> INSTRUCTION
Show each line from the listing that includes the word "해당자에".

> EXERCISE INPUT
——

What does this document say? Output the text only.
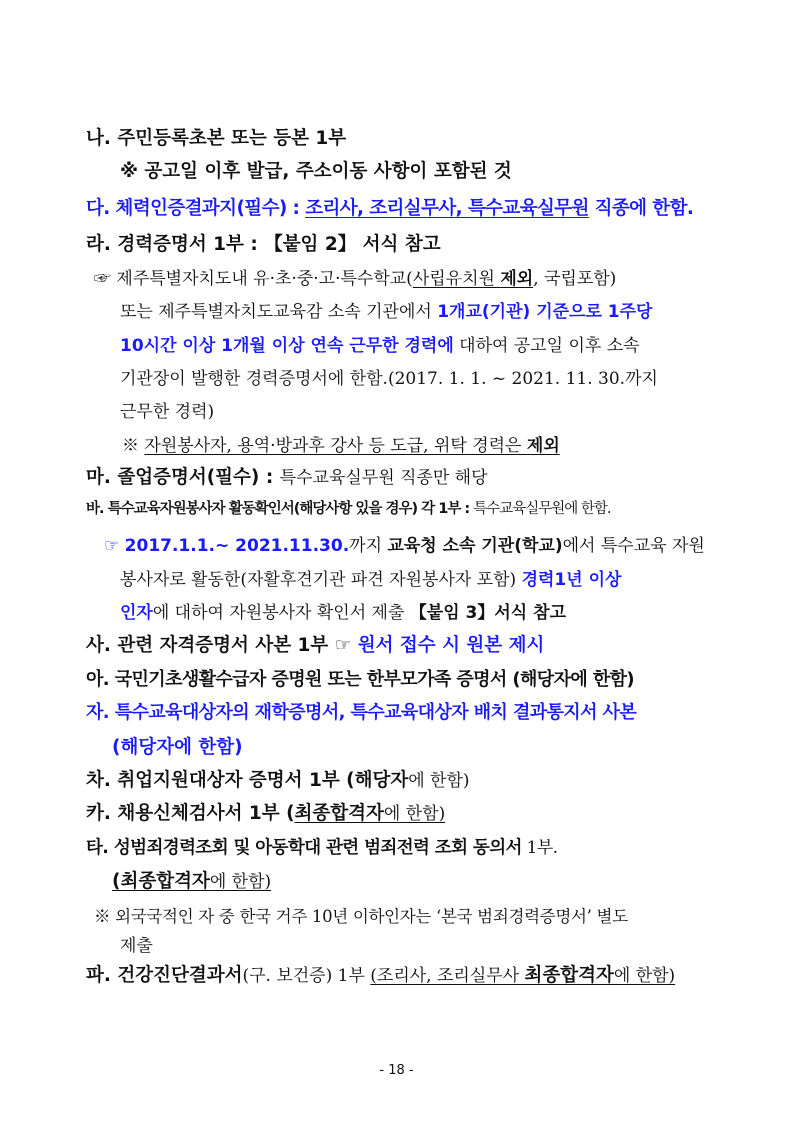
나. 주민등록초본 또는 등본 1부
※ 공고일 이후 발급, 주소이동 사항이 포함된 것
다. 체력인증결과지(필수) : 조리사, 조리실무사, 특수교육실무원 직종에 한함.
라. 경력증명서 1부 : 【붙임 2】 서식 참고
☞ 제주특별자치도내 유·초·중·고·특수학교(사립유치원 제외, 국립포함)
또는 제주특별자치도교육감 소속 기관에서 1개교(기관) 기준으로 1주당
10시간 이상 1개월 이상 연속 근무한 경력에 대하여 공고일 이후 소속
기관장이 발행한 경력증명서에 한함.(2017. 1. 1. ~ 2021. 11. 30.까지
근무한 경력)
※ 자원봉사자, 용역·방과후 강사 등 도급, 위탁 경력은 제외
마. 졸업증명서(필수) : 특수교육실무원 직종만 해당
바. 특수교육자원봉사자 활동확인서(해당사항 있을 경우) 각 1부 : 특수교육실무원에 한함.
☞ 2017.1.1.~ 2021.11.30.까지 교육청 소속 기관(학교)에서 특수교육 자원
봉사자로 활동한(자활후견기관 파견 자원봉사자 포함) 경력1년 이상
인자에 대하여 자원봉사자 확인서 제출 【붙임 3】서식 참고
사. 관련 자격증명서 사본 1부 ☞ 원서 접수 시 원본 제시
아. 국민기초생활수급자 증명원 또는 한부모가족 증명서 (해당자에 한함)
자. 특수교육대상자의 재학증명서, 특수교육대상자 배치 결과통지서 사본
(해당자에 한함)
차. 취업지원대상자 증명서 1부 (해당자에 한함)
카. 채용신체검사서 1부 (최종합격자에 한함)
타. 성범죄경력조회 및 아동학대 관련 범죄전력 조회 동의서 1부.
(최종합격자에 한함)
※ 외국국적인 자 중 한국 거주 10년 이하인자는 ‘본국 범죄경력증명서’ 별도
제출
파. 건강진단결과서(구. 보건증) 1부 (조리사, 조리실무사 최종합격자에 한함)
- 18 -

——

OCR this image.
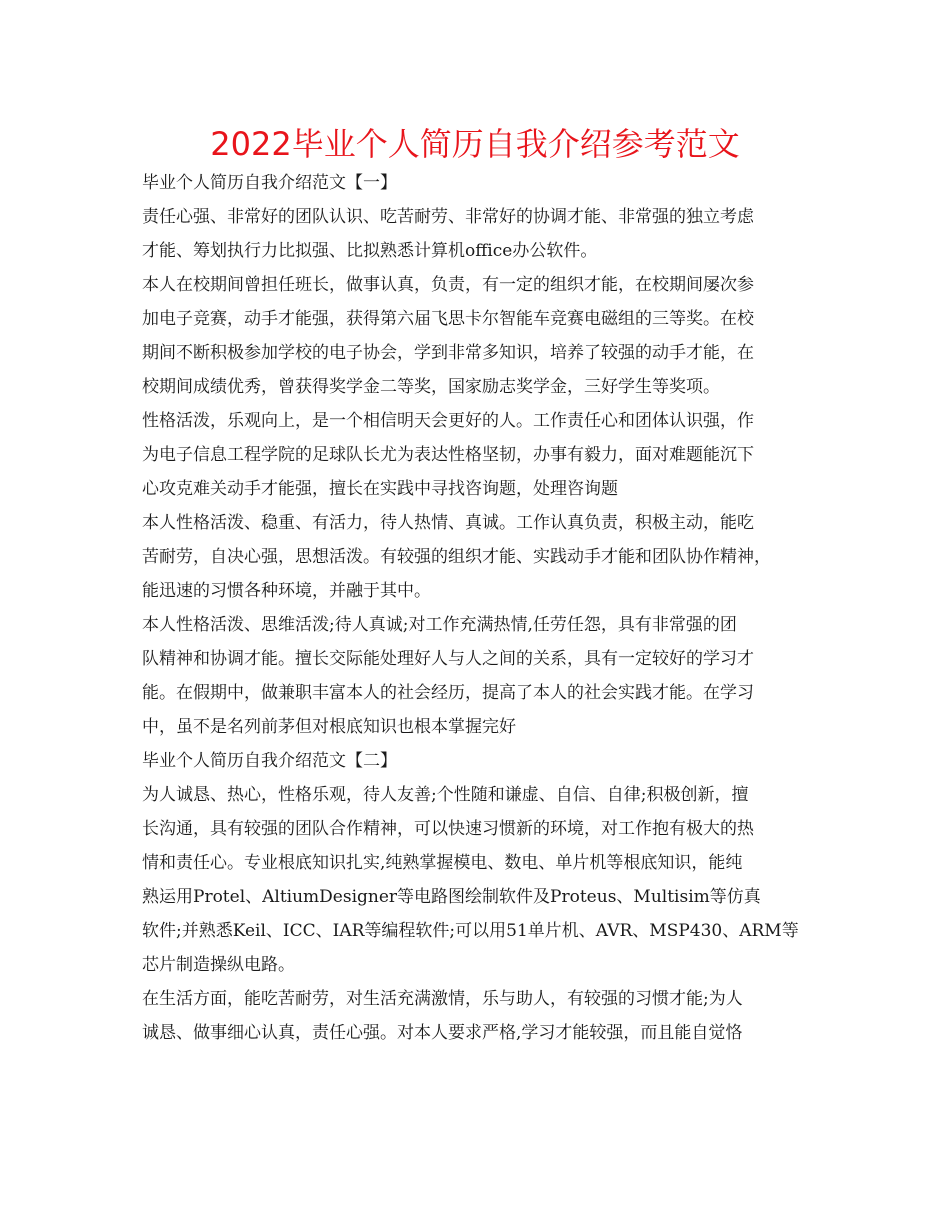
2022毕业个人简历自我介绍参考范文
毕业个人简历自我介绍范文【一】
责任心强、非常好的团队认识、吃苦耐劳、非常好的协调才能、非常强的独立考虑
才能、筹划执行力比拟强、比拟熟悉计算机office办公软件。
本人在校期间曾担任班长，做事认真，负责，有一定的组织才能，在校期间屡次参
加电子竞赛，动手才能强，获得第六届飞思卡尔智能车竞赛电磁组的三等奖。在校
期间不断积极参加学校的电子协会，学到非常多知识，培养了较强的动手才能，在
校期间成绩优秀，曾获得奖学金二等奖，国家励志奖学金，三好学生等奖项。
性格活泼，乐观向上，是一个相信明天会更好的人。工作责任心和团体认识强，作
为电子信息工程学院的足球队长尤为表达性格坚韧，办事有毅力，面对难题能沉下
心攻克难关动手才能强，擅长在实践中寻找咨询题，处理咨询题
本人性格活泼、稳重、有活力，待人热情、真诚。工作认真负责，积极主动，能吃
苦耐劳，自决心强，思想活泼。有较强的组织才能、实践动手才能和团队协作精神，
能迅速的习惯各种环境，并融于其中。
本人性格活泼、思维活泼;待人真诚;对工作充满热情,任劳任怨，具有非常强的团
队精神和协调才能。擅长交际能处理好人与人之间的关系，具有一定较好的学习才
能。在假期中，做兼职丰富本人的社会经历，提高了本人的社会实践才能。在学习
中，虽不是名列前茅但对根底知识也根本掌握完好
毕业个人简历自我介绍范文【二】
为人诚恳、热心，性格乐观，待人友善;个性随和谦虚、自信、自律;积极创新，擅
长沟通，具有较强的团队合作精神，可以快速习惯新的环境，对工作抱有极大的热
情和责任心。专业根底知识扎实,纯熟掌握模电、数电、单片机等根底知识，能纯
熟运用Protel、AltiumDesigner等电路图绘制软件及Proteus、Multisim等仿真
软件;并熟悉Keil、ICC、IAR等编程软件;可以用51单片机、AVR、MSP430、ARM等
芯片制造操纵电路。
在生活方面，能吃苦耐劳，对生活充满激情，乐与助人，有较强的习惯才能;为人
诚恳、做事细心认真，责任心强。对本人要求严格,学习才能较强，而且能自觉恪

——

> OUTPUT OF THE EXERCISE
아. 국민기초생활수급자 증명원 또는 한부모가족 증명서 (해당자에 한함)
(해당자에 한함)
차. 취업지원대상자 증명서 1부 (해당자에 한함)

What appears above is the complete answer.